• **Text section**:
** begin **
29

The %g specifier doesn't seem to behave in the way that most sources document it as behaving.

According to most sources I've found, across multiple languages that use printf specifiers, the %g specifier is supposed to be equivalent to either %f or %e - whichever would produce shorter output for the provided value. For instance, at the time of writing this question, cplusplus.com says that the g specifier means:

Use the shortest representation: %e or %f

And the PHP manual says it means:

g - shorter of %e and %f.

And here's a Stack Overflow answer that claims that

%g uses the shortest representation.

And a Quora answer that claims that:

%g prints the number in the shortest of these two representations

But this behaviour isn't what I see in reality. If I compile and run this program (as C or C++ - it's a valid program with the same behaviour in both):

#include <stdio.h>

int main(void) {
    double x = 123456.0;
    printf("%e\n", x);
    printf("%f\n", x);
    printf("%g\n", x);
    printf("\n");

    double y = 1234567.0;
    printf("%e\n", y);
    printf("%f\n", y);
    printf("%g\n", y);
    return 0;
}

... then I see this output:

1.234560e+05
123456.000000
123456

1.234567e+06
1234567.000000
1.23457e+06

Clearly, the %g output doesn't quite match either the %e or %f output for either x or y above. What's more, it doesn't look like %g is minimising the output length either; y could've been formatted more succinctly if, like x, it had not been printed in scientific notation.

Are all of the sources I've quoted above lying to me?

I see identical or similar behaviour in other languages that support these format specifiers, perhaps because under the hood they call out to the printf family of C functions. For instance, I see this output in Python:

>>> print('%g' % 123456.0)
123456
>>> print('%g' % 1234567.0)
1.23457e+06

In PHP:

php > printf('%g', 123456.0);
123456
php > printf('%g', 1234567.0);
1.23457e+6

In Ruby:

irb(main):024:0* printf("%g\n", 123456.0)
123456
=> nil
irb(main):025:0> printf("%g\n", 1234567.0)
1.23457e+06
=> nil

What's the logic that governs this output?

Mark Amery
  • 143,130
  • 81
  • 406
  • 459
  • The description I always remember is not "shorter", but "use `%e` or `%f`, whichever provides maximum precision using the least amount of space". – Steve Summit Feb 03 '23 at 20:04

2 Answers2

35

This is the full description of the g/G specifier in the C11 standard:

A double argument representing a floating-point number is converted in style f or e (or in style F or E in the case of a G conversion specifier), depending on the value converted and the precision. Let P equal the precision if nonzero, 6 if the precision is omitted, or 1 if the precision is zero. Then, if a conversion with style E would have an exponent of X:

     if P > X ≥ −4, the conversion is with style f (or F) and precision P − (X + 1).
     otherwise, the conversion is with style e (or E) and precision P − 1.

Finally, unless the # flag is used, any trailing zeros are removed from the fractional portion of the result and the decimal-point character is removed if there is no fractional portion remaining.

A double argument representing an infinity or NaN is converted in the style of an f or F conversion specifier.
** end **
• **Given instruction A**: In the %g thread, what value does the C11 standard assign to P when the precision is omitted?
• **Given instruction B**: List every source the asker quotes in the %g thread as describing %g as the shorter or shortest representation.
• **Given instruction C**: Continue the %g thread from its last sentence.
The data that comes next is from a different source than the %g thread.

• **Record excerpts**:
** begin **
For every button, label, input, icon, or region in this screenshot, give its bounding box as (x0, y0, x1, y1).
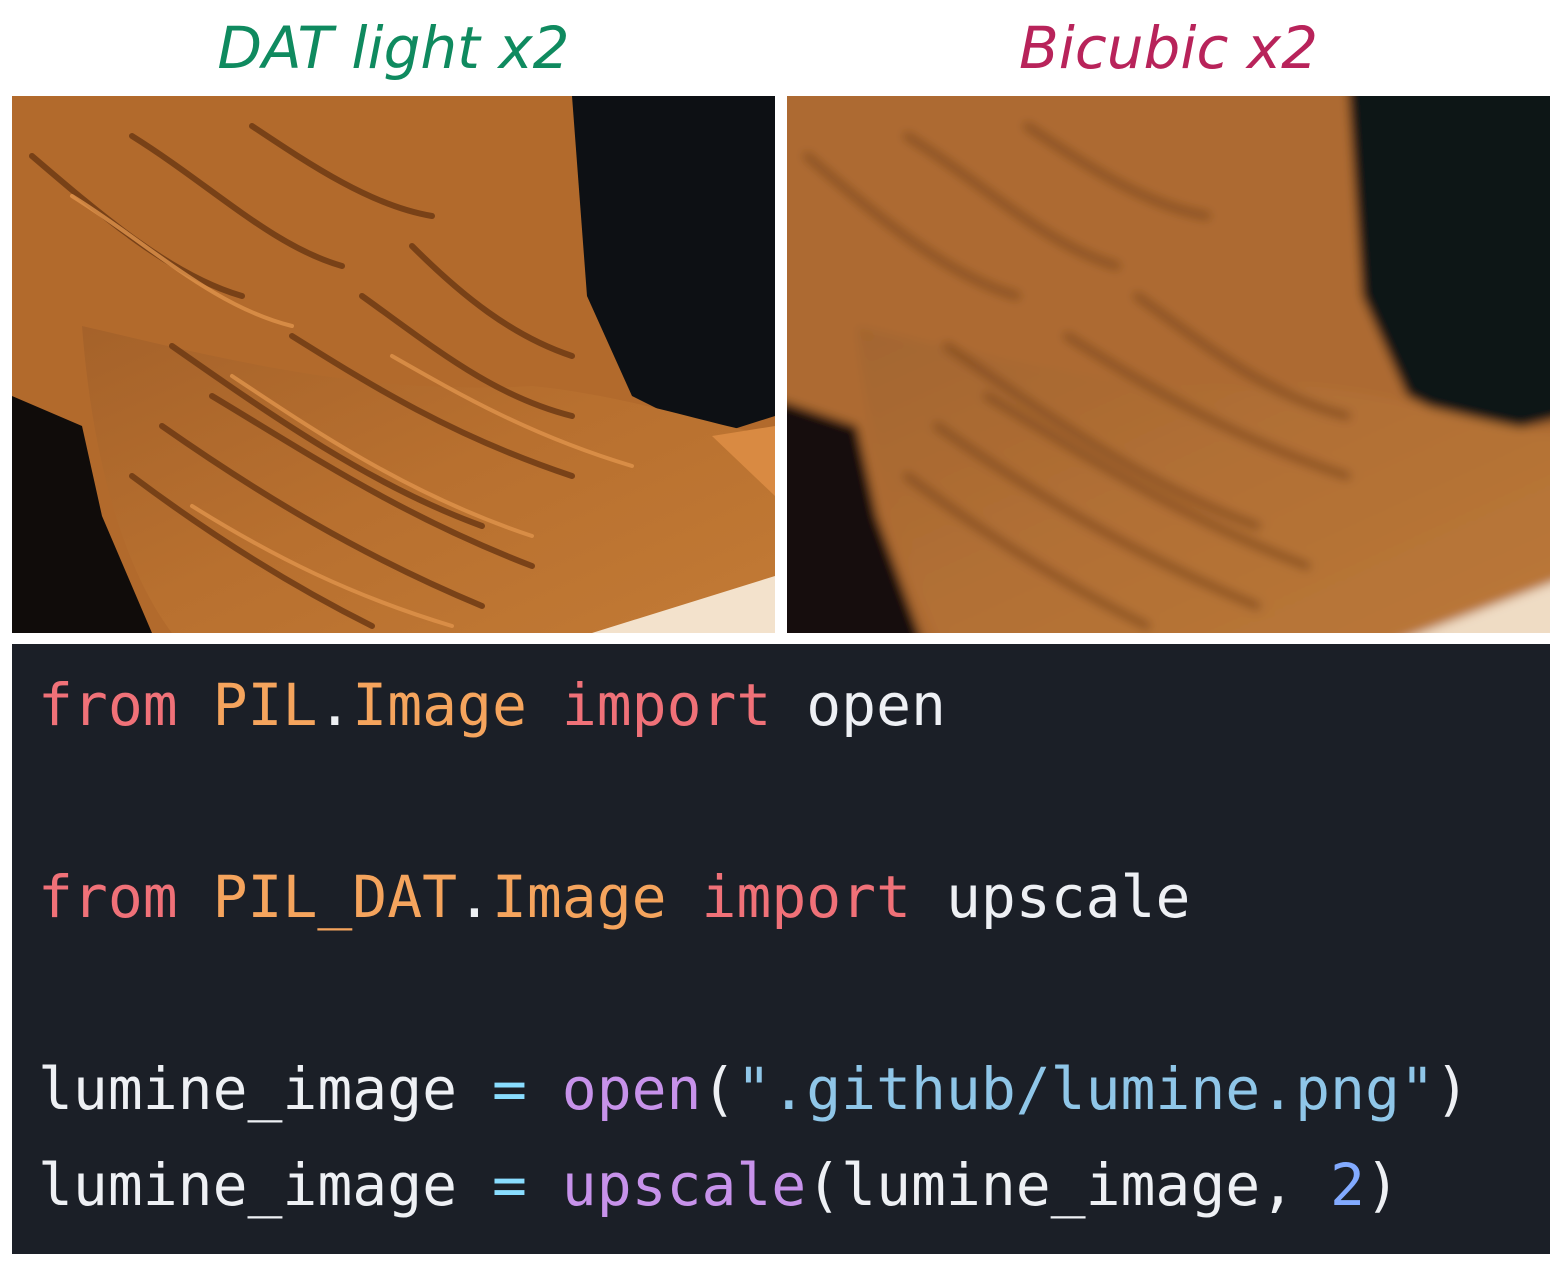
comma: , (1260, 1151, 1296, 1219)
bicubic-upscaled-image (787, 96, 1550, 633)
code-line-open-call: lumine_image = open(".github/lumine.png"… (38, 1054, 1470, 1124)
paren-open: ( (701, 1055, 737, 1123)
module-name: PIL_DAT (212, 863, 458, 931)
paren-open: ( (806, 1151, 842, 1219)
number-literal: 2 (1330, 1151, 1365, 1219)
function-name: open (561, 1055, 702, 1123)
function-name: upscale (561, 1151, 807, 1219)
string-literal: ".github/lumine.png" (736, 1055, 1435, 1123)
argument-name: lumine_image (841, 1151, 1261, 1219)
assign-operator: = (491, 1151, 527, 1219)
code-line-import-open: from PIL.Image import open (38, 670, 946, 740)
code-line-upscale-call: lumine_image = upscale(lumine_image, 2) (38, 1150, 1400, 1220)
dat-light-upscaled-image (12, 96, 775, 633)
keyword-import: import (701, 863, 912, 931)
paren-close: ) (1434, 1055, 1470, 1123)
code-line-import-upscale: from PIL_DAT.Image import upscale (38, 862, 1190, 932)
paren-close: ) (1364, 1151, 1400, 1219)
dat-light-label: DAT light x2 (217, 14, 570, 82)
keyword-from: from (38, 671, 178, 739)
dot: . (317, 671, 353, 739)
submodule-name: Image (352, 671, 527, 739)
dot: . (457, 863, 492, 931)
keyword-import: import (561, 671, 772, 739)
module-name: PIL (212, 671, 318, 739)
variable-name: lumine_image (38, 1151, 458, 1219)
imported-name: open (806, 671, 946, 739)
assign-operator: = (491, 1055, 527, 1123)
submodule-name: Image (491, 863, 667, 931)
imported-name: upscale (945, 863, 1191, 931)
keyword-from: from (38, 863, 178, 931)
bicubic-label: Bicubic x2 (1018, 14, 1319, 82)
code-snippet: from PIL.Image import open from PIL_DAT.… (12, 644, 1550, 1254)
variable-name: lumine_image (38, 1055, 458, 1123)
** end **
• **Written answer A**: 6

• **Written answer B**: cplusplus.com, the PHP manual, a Stack Overflow answer, a Quora answer

• **Written answer C**:
This behaviour is somewhat similar to simply using the shortest representation out of %f and %e, but not equivalent. There are two important differences:

  • Trailing zeros (and, potentially, the decimal point) get stripped when using %g, which can cause the output of a %g specifier to not exactly match what either %f or %e would've produced.
  • The decision about whether to use %f-style or %e-style formatting is made based purely upon the size of the exponent that would be needed in %e-style notation, and does not directly depend on which representation would be shorter. There are several scenarios in which this rule results in %g selecting the longer representation, like the one shown in the question where %g uses scientific notation even though this makes the output 4 characters longer than it needs to be.

In case the C standard's wording is hard to parse, the Python documentation provides another description of the same behaviour:

General format. For a given precision p >= 1, this rounds the number to p significant digits and then formats the result in either fixed-point format or in scientific notation, depending on its magnitude.

The precise rules are as follows: suppose that the result formatted with presentation type 'e' and precision p-1 would have exponent exp. Then if -4 <= exp < p, the number is formatted with presentation type 'f' and precision p-1-exp. Otherwise, the number is formatted with presentation type 'e' and precision p-1. In both cases insignificant trailing zeros are removed from the significand, and the decimal point is also removed if there are no remaining digits following it.

Positive and negative infinity, positive and negative zero, and nans, are formatted as inf, -inf, 0, -0 and nan respectively, regardless of the precision.

A precision of 0 is treated as equivalent to a precision of 1. The default precision is 6.

The many sources on the internet that claim that %g just picks the shortest out of %e and %f are simply wrong.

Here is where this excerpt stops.